Exercise:
Make an exact copy of all the entries, with the pictures left out.
§ §
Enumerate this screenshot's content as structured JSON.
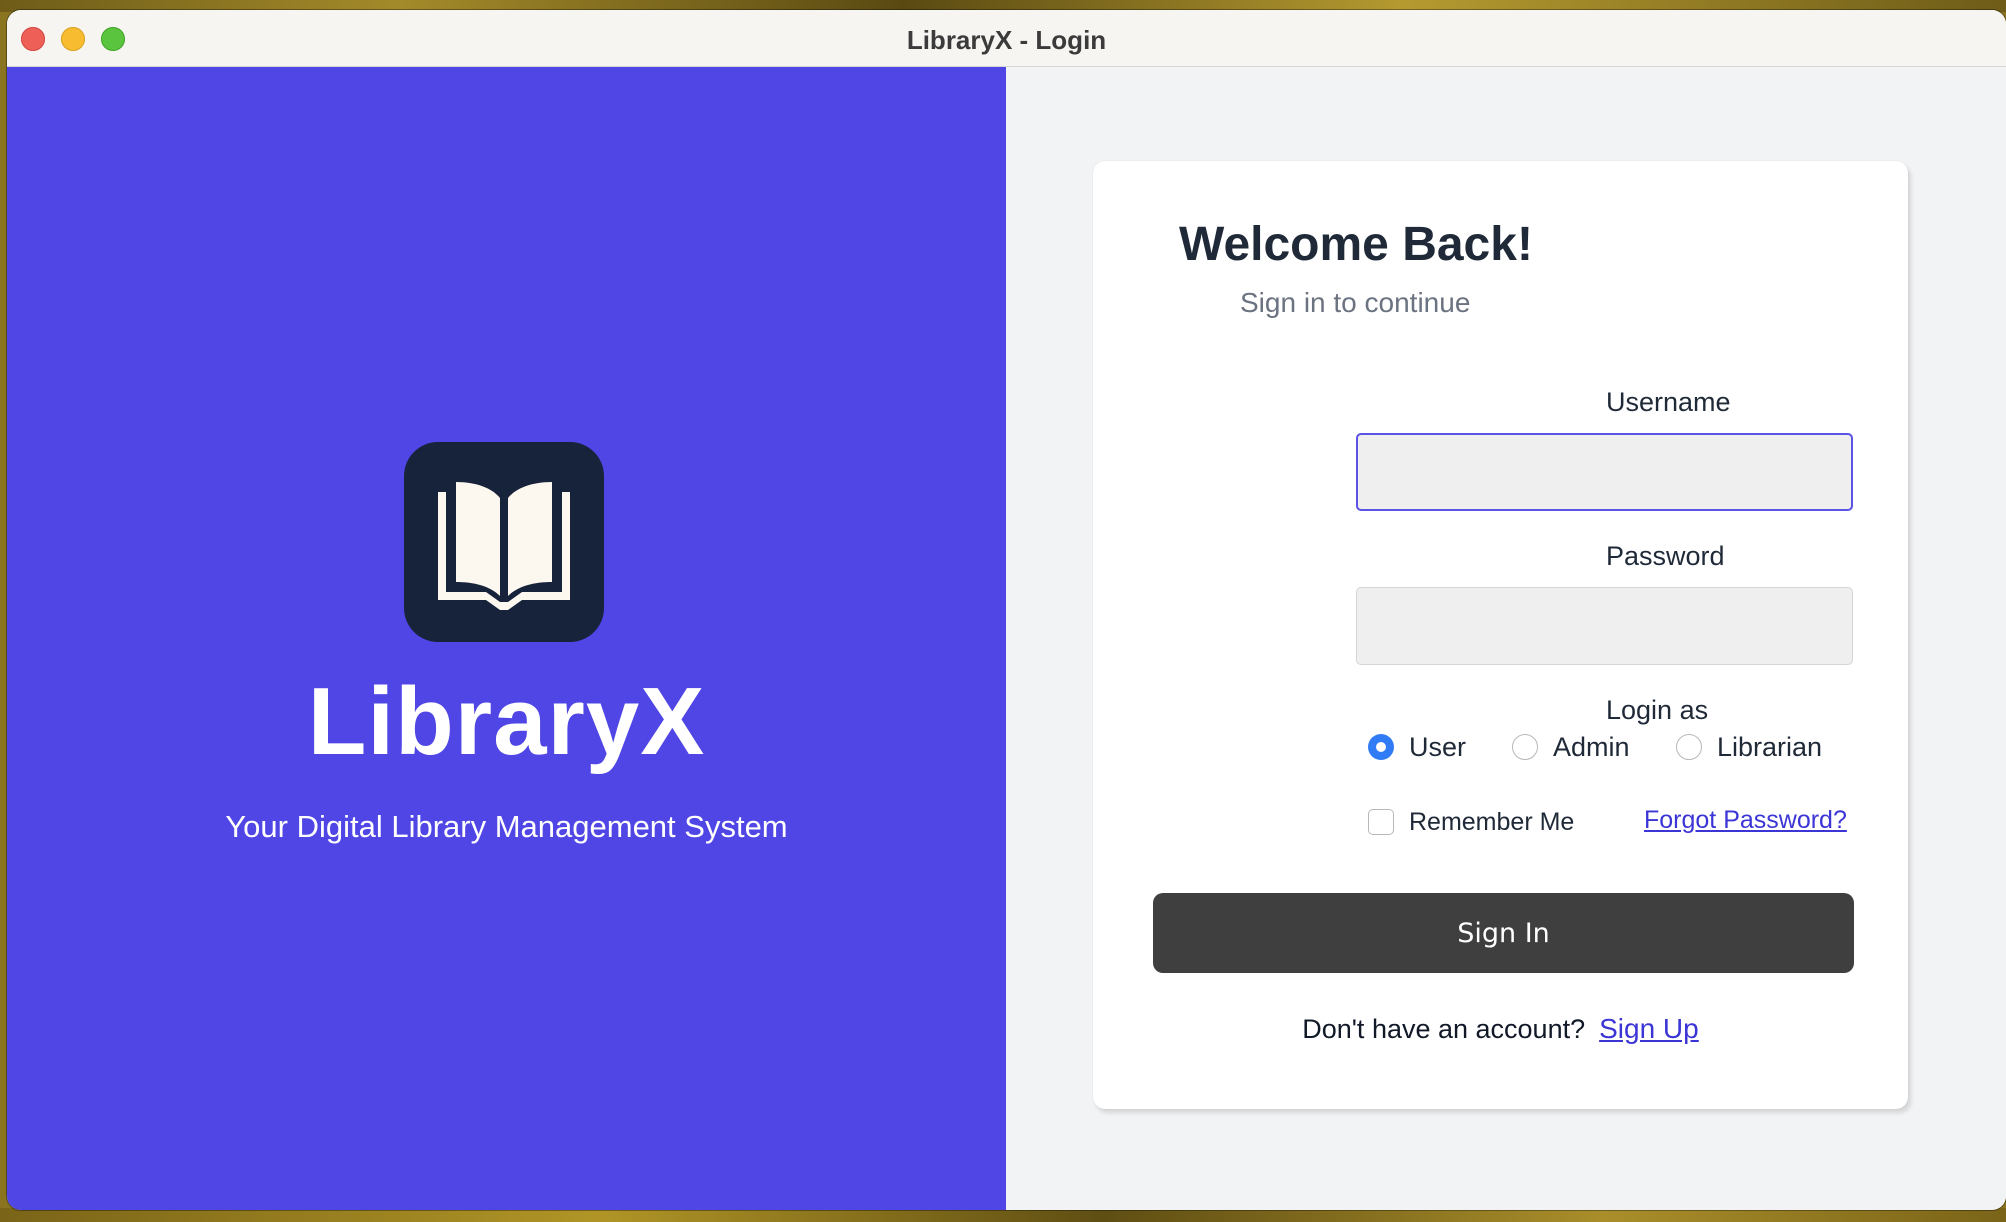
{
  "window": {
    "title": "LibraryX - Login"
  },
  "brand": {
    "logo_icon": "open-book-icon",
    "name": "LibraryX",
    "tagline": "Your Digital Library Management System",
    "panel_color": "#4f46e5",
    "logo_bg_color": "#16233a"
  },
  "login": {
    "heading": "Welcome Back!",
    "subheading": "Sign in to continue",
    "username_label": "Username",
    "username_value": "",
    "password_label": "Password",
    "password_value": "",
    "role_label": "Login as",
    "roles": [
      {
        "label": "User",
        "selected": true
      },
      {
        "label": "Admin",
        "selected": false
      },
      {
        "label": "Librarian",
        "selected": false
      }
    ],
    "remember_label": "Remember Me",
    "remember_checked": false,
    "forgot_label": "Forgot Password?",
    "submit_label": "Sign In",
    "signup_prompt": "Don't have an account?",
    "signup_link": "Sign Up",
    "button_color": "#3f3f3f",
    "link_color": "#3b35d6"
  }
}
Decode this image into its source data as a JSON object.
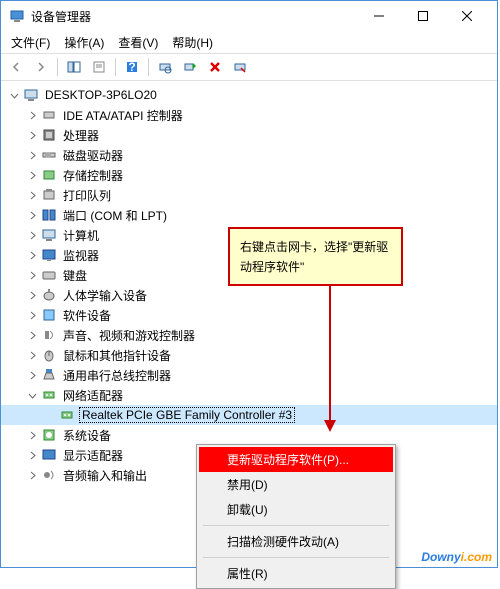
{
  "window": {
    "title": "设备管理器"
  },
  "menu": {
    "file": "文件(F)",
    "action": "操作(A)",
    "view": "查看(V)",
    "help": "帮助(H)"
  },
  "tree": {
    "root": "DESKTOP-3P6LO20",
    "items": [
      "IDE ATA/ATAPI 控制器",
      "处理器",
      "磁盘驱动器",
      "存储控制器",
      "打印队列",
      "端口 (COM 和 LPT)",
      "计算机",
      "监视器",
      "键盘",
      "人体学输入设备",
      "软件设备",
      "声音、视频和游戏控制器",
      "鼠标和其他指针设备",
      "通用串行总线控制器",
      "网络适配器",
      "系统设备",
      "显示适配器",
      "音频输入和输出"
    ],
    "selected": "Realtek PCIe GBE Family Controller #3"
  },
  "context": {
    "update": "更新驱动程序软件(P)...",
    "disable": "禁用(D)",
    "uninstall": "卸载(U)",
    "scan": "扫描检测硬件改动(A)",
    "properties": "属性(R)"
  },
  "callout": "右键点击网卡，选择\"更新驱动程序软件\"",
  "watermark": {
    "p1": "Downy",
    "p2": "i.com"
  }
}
§ §
Answer in full:
Enumerate this screenshot's content as structured JSON.
{
  "window": {
    "title": "LibraryX - Login"
  },
  "brand": {
    "logo_icon": "open-book-icon",
    "name": "LibraryX",
    "tagline": "Your Digital Library Management System",
    "panel_color": "#4f46e5",
    "logo_bg_color": "#16233a"
  },
  "login": {
    "heading": "Welcome Back!",
    "subheading": "Sign in to continue",
    "username_label": "Username",
    "username_value": "",
    "password_label": "Password",
    "password_value": "",
    "role_label": "Login as",
    "roles": [
      {
        "label": "User",
        "selected": true
      },
      {
        "label": "Admin",
        "selected": false
      },
      {
        "label": "Librarian",
        "selected": false
      }
    ],
    "remember_label": "Remember Me",
    "remember_checked": false,
    "forgot_label": "Forgot Password?",
    "submit_label": "Sign In",
    "signup_prompt": "Don't have an account?",
    "signup_link": "Sign Up",
    "button_color": "#3f3f3f",
    "link_color": "#3b35d6"
  }
}
Decode this image into its source data as a JSON object.
{
  "window": {
    "title": "设备管理器"
  },
  "menu": {
    "file": "文件(F)",
    "action": "操作(A)",
    "view": "查看(V)",
    "help": "帮助(H)"
  },
  "tree": {
    "root": "DESKTOP-3P6LO20",
    "items": [
      "IDE ATA/ATAPI 控制器",
      "处理器",
      "磁盘驱动器",
      "存储控制器",
      "打印队列",
      "端口 (COM 和 LPT)",
      "计算机",
      "监视器",
      "键盘",
      "人体学输入设备",
      "软件设备",
      "声音、视频和游戏控制器",
      "鼠标和其他指针设备",
      "通用串行总线控制器",
      "网络适配器",
      "系统设备",
      "显示适配器",
      "音频输入和输出"
    ],
    "selected": "Realtek PCIe GBE Family Controller #3"
  },
  "context": {
    "update": "更新驱动程序软件(P)...",
    "disable": "禁用(D)",
    "uninstall": "卸载(U)",
    "scan": "扫描检测硬件改动(A)",
    "properties": "属性(R)"
  },
  "callout": "右键点击网卡，选择\"更新驱动程序软件\"",
  "watermark": {
    "p1": "Downy",
    "p2": "i.com"
  }
}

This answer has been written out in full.